Dataset listings of figures:
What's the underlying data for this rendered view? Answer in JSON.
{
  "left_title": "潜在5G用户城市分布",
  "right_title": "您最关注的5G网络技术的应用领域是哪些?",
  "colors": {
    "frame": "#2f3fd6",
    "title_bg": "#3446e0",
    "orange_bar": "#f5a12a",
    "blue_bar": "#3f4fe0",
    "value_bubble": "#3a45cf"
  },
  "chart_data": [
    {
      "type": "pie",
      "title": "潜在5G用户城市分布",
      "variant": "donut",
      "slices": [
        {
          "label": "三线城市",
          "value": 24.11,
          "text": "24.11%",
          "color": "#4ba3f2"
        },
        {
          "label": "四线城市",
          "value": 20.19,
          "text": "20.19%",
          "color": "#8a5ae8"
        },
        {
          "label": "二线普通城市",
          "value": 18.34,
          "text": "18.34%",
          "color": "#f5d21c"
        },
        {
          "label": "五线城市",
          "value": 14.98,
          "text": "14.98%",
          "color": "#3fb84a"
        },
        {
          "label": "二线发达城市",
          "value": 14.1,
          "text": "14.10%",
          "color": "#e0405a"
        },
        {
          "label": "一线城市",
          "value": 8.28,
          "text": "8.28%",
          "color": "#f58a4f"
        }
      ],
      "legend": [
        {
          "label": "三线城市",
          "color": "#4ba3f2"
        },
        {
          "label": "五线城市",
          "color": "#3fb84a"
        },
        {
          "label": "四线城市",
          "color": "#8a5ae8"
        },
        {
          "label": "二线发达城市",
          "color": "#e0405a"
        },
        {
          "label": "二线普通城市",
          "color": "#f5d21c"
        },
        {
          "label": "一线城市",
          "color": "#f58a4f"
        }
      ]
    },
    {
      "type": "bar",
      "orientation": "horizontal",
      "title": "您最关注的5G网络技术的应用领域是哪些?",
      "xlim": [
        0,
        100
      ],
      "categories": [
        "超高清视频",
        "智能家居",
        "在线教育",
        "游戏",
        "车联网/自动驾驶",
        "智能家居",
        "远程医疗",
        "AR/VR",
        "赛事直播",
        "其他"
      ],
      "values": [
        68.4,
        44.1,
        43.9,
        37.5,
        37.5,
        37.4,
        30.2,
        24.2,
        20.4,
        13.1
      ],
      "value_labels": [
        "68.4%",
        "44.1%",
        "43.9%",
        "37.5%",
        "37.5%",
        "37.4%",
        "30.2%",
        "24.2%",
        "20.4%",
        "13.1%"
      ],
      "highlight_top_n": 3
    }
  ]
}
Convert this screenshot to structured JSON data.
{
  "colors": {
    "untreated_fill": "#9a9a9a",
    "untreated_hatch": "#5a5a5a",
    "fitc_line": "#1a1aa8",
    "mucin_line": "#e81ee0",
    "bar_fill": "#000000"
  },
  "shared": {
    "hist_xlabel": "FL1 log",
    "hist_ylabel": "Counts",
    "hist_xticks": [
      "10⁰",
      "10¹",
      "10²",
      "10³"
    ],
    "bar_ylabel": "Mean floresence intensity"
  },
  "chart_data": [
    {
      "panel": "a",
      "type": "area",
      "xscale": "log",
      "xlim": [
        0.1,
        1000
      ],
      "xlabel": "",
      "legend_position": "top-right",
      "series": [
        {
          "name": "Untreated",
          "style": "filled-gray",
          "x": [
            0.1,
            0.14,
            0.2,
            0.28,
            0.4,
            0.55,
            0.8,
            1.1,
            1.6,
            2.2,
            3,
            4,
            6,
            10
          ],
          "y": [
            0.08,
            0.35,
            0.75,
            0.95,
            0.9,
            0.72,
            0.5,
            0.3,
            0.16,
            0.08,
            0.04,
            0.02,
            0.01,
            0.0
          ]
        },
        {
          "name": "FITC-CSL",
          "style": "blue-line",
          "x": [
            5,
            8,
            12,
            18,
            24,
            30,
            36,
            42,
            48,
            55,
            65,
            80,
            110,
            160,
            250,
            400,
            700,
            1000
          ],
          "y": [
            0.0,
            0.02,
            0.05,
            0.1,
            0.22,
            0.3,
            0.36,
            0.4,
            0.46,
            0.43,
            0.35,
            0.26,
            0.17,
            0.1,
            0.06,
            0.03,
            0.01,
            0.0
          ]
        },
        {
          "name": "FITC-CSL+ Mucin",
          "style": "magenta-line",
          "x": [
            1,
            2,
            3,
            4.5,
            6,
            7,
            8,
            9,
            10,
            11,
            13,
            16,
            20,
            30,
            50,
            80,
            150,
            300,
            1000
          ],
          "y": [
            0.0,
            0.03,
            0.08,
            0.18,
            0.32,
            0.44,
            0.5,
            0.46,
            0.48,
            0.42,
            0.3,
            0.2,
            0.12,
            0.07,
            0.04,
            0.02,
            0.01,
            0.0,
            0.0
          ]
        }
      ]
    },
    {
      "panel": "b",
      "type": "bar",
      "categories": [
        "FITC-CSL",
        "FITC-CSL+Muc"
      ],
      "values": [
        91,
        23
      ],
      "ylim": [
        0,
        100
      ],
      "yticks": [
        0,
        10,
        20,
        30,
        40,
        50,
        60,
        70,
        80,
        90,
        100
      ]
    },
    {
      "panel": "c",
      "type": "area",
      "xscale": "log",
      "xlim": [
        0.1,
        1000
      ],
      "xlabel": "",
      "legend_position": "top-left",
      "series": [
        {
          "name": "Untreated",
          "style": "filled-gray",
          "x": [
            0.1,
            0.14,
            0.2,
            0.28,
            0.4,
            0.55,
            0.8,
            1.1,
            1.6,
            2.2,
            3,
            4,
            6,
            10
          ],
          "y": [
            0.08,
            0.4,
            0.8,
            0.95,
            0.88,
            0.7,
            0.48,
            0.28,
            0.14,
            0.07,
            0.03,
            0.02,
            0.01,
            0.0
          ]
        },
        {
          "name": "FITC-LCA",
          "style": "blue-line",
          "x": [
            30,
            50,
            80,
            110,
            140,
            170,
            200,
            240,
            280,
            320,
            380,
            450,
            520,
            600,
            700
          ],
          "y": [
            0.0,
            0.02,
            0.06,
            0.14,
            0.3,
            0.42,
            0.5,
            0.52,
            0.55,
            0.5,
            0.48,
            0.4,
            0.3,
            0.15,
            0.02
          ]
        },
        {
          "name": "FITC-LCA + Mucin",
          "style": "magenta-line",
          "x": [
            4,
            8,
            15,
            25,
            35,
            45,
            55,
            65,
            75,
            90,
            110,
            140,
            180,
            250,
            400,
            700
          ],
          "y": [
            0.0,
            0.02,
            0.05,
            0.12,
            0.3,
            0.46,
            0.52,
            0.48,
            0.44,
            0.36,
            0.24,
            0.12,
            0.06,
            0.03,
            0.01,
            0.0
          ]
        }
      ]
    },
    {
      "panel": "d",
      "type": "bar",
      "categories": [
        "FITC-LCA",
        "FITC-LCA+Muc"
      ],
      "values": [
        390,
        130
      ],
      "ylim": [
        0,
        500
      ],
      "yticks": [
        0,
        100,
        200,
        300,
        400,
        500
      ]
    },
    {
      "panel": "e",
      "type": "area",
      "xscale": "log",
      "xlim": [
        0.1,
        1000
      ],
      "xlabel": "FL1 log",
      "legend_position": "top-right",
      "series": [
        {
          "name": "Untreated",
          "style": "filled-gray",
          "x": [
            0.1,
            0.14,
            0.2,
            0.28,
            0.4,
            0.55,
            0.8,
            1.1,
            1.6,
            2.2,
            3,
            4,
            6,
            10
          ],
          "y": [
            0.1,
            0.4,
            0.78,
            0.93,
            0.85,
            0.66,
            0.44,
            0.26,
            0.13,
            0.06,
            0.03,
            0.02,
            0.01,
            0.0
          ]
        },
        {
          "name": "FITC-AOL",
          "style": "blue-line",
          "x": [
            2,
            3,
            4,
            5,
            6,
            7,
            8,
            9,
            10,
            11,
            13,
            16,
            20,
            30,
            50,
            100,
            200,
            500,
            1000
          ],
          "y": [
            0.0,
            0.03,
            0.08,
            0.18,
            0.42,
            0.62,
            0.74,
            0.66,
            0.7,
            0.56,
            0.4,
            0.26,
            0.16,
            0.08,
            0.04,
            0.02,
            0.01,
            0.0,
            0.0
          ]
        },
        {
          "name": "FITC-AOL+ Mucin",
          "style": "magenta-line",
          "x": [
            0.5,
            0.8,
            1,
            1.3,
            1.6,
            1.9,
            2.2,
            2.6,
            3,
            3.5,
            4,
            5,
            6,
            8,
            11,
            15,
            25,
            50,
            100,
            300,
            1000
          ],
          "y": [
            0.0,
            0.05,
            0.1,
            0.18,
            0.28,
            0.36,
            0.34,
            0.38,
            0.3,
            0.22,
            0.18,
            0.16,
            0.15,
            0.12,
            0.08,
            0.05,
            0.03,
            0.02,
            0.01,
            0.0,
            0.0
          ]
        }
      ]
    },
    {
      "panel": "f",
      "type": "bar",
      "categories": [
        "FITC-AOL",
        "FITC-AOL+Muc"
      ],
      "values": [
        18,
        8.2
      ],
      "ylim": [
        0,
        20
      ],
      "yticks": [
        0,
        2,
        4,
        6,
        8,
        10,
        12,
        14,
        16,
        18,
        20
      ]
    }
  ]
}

--

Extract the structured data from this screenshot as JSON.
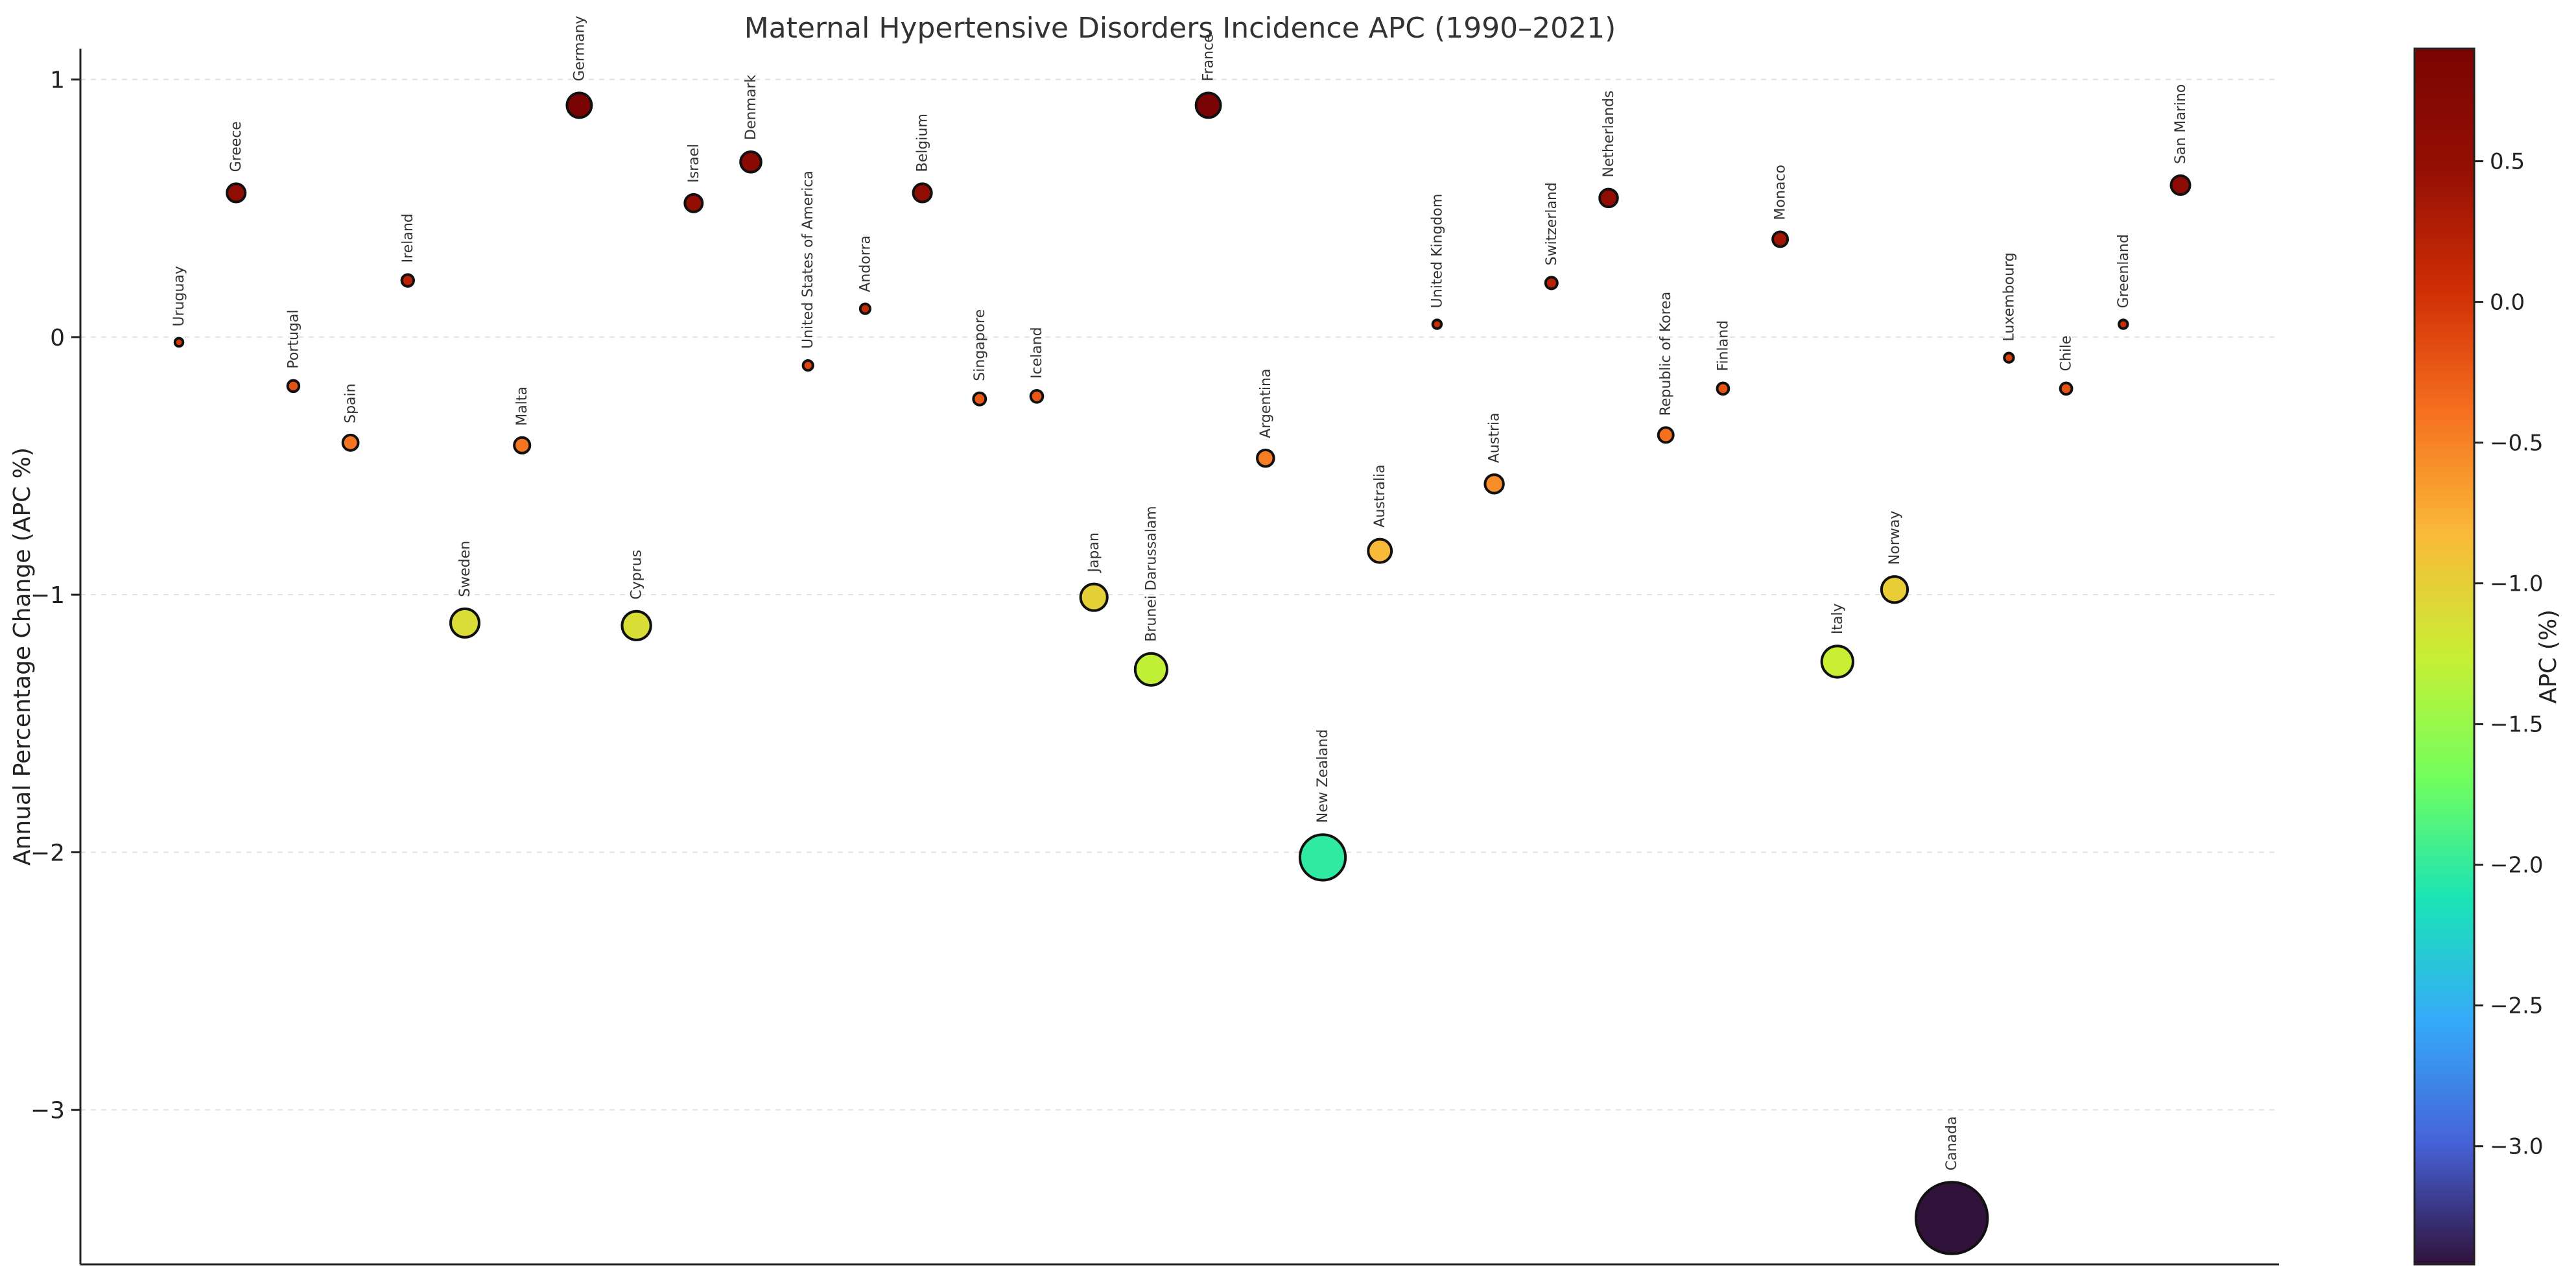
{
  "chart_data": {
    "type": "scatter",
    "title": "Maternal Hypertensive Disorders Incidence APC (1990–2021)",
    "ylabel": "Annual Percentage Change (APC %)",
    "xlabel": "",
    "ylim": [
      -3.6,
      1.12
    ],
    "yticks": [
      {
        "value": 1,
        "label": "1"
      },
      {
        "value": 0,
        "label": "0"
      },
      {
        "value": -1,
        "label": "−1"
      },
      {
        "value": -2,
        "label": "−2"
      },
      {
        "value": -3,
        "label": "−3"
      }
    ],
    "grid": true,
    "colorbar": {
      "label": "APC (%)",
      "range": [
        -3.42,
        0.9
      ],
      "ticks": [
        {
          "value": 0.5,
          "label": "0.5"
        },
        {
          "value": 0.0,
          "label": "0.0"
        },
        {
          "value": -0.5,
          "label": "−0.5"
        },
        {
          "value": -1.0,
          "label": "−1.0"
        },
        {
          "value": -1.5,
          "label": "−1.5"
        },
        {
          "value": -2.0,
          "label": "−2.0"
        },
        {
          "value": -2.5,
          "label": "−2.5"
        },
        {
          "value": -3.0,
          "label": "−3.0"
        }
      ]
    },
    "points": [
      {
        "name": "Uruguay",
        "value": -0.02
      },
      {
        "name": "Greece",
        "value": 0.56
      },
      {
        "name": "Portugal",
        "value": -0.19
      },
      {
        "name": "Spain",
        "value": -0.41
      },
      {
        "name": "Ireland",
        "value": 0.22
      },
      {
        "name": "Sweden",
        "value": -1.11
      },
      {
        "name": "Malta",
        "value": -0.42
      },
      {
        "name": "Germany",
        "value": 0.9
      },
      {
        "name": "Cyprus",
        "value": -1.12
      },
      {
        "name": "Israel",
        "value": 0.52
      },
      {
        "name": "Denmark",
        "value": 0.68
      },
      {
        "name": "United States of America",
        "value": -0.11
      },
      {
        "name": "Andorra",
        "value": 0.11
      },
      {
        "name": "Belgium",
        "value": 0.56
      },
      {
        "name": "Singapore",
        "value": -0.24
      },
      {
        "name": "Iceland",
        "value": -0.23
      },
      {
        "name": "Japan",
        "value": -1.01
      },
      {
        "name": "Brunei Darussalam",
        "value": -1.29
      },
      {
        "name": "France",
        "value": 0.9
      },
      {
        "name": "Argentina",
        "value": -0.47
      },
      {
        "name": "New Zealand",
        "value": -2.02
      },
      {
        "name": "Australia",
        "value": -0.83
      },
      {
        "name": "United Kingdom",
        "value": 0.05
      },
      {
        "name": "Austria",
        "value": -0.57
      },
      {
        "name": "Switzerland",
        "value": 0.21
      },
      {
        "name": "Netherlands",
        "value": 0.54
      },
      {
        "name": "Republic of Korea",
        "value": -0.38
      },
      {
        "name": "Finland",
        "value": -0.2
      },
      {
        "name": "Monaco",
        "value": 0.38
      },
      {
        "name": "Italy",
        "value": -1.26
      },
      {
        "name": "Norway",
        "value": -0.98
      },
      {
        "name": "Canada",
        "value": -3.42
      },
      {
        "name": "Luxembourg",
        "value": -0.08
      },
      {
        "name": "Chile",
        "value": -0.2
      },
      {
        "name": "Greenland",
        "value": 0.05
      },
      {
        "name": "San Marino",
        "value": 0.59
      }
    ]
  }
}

## Stated goal
Return each line in the records that holds the string "JSON".

## Result of the task
What's the underlying data for this rendered view? Answer in JSON.
Convert this screenshot to structured JSON data.
Extract the structured data from this screenshot as JSON.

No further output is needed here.